Excerpted records:

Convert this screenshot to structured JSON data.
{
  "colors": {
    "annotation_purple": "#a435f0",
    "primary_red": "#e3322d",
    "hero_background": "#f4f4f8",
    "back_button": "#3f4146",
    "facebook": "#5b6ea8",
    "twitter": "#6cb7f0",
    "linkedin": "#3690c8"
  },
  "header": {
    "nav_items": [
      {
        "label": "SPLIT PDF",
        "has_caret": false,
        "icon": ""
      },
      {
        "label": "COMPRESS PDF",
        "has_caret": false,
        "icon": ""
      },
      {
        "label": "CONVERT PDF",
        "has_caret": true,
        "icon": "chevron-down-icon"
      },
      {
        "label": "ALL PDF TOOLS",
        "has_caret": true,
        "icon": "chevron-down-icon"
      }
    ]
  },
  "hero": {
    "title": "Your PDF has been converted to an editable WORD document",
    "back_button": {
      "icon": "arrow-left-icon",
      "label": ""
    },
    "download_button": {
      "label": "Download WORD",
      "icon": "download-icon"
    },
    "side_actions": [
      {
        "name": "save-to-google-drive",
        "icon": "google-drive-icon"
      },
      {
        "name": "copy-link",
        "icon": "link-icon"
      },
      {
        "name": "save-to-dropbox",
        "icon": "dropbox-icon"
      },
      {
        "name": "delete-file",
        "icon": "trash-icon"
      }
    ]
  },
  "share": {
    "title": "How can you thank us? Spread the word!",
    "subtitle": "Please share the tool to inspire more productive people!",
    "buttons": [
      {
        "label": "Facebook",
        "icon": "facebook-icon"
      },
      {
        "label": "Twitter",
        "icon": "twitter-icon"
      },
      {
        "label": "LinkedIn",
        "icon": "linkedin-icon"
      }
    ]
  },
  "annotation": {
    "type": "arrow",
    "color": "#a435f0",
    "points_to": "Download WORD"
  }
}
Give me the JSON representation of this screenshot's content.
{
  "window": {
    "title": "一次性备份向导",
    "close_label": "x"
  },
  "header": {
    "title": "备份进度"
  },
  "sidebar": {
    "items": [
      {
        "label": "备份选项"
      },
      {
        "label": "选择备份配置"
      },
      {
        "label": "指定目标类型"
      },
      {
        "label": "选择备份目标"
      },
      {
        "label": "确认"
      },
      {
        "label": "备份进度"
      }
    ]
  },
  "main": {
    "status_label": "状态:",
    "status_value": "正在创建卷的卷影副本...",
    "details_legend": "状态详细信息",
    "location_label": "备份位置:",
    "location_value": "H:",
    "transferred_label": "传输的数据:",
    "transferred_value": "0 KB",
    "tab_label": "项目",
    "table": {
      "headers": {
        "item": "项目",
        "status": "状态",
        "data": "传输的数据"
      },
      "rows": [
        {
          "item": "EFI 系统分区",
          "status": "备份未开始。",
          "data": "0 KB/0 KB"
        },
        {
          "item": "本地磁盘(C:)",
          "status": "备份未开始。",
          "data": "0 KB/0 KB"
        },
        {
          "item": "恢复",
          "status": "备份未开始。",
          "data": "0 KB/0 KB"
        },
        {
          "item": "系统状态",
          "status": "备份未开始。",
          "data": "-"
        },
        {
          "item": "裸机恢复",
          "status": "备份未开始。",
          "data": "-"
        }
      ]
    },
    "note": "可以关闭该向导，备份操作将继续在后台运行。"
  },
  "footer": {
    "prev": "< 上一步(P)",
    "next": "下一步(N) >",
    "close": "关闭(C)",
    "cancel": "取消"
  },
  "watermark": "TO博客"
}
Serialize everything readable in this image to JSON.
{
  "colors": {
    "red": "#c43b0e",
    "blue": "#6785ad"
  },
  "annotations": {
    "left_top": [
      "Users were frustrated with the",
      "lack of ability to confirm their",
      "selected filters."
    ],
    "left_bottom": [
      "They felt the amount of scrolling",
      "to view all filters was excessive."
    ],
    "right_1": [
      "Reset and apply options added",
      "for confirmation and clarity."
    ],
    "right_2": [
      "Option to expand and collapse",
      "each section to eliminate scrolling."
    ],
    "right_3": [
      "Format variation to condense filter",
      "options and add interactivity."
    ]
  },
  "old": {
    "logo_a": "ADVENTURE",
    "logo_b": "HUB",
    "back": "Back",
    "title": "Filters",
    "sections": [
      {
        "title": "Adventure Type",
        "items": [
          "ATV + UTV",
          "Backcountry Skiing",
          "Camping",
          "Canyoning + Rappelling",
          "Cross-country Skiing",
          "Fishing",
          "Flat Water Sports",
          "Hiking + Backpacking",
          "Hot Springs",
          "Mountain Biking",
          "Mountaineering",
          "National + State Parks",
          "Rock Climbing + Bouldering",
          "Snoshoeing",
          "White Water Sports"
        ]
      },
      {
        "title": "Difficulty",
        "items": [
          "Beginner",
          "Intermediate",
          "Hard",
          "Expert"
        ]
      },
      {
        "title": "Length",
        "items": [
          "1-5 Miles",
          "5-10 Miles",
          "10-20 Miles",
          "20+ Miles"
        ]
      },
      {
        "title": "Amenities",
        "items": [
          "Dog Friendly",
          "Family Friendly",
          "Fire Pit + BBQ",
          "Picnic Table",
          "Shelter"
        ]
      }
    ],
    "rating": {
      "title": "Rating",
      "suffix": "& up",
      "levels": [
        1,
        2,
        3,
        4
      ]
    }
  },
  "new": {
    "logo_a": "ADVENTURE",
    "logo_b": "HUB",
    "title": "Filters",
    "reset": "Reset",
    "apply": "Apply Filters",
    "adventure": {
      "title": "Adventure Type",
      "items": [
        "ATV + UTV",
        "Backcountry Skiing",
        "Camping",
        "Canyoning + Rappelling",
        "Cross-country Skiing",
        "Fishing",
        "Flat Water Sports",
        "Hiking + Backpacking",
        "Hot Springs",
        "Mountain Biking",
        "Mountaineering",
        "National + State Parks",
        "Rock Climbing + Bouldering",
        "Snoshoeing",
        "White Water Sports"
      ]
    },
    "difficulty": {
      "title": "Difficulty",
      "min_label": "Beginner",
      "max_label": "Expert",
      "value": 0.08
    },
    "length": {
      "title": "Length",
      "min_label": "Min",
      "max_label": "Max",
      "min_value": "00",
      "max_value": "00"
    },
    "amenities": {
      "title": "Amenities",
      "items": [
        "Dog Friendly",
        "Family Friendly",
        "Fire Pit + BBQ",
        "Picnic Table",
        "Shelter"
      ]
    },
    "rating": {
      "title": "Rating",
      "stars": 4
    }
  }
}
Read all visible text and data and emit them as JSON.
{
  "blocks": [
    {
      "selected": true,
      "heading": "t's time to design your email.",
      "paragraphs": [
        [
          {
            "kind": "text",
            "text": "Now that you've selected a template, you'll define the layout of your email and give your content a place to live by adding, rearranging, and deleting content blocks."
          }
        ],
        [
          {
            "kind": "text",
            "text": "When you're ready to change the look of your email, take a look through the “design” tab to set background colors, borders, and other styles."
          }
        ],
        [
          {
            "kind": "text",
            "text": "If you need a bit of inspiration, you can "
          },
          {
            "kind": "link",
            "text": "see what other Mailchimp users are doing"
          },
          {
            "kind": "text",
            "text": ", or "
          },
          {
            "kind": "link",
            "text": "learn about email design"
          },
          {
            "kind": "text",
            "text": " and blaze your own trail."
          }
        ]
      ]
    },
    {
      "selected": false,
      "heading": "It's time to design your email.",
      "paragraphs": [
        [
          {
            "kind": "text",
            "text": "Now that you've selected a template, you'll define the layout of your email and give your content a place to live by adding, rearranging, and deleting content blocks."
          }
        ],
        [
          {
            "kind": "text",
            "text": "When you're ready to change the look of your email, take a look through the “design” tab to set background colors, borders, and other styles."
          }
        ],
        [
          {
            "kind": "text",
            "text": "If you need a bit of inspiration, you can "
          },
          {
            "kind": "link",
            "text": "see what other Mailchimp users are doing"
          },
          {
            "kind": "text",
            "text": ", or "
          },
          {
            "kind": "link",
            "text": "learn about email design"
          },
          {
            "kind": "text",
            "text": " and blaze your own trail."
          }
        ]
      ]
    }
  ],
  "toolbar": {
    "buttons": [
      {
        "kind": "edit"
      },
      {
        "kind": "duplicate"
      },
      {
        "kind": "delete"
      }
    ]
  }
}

Given exercise: Read through the lines above and collect those that contain the string "Rock".

Reply:
          "Rock Climbing + Bouldering",
        "Rock Climbing + Bouldering",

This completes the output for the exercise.